__SHORT PROBLEM__.
Below are the records. Restate word for word every line from the one that contains "Convert this document image to plain text." through the final line, both included.

__RECORDS__.
■ ■ ■

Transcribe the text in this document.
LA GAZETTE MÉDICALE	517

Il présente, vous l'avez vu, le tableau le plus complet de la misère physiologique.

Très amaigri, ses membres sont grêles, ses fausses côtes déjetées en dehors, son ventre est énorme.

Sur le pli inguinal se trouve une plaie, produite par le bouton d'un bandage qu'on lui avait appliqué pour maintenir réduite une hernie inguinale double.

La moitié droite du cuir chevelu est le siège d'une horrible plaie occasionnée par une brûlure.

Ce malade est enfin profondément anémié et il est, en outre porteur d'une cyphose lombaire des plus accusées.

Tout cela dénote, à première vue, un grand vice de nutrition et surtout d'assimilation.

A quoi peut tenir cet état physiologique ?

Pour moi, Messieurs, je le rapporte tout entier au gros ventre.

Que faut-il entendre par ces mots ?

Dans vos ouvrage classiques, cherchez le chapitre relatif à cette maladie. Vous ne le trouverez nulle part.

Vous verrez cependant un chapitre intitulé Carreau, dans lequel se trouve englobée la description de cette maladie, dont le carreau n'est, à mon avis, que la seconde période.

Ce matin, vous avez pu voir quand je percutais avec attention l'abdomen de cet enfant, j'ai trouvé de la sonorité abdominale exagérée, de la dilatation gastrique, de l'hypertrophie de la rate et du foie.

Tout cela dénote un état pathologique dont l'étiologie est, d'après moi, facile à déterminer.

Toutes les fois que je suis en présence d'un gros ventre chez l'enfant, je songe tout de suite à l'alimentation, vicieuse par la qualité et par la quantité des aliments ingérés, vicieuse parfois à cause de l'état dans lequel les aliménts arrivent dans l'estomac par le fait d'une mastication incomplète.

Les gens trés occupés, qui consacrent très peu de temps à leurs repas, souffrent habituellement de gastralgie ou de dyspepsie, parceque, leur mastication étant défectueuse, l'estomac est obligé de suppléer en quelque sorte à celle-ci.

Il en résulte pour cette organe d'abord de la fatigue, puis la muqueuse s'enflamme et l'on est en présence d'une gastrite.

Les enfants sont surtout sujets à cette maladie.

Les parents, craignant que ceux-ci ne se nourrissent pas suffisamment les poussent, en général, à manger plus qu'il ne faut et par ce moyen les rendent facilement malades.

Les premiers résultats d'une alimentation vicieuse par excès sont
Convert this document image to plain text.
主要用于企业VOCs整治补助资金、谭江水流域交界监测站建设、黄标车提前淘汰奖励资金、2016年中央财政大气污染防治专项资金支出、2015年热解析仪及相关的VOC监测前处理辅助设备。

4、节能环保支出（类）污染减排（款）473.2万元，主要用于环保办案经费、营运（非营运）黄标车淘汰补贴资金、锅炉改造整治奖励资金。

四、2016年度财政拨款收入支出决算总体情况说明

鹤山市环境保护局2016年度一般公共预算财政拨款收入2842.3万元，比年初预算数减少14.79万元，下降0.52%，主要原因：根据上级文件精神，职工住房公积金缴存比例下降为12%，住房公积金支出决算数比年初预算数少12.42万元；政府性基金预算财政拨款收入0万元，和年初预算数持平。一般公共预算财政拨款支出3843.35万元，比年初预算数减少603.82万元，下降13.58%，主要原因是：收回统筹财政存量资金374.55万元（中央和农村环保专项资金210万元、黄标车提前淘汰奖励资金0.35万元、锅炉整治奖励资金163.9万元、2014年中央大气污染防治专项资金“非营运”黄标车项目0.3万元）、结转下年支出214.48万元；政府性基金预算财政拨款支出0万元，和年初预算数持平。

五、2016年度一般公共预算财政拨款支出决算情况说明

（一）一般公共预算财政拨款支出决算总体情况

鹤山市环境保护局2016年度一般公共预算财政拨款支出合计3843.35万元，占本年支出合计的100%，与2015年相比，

■ ■ ■

__TASK RESPONSE__.
Convert this document image to plain text.
主要用于企业VOCs整治补助资金、谭江水流域交界监测站建设、黄标车提前淘汰奖励资金、2016年中央财政大气污染防治专项资金支出、2015年热解析仪及相关的VOC监测前处理辅助设备。

4、节能环保支出（类）污染减排（款）473.2万元，主要用于环保办案经费、营运（非营运）黄标车淘汰补贴资金、锅炉改造整治奖励资金。

四、2016年度财政拨款收入支出决算总体情况说明

鹤山市环境保护局2016年度一般公共预算财政拨款收入2842.3万元，比年初预算数减少14.79万元，下降0.52%，主要原因：根据上级文件精神，职工住房公积金缴存比例下降为12%，住房公积金支出决算数比年初预算数少12.42万元；政府性基金预算财政拨款收入0万元，和年初预算数持平。一般公共预算财政拨款支出3843.35万元，比年初预算数减少603.82万元，下降13.58%，主要原因是：收回统筹财政存量资金374.55万元（中央和农村环保专项资金210万元、黄标车提前淘汰奖励资金0.35万元、锅炉整治奖励资金163.9万元、2014年中央大气污染防治专项资金“非营运”黄标车项目0.3万元）、结转下年支出214.48万元；政府性基金预算财政拨款支出0万元，和年初预算数持平。

五、2016年度一般公共预算财政拨款支出决算情况说明

（一）一般公共预算财政拨款支出决算总体情况

鹤山市环境保护局2016年度一般公共预算财政拨款支出合计3843.35万元，占本年支出合计的100%，与2015年相比，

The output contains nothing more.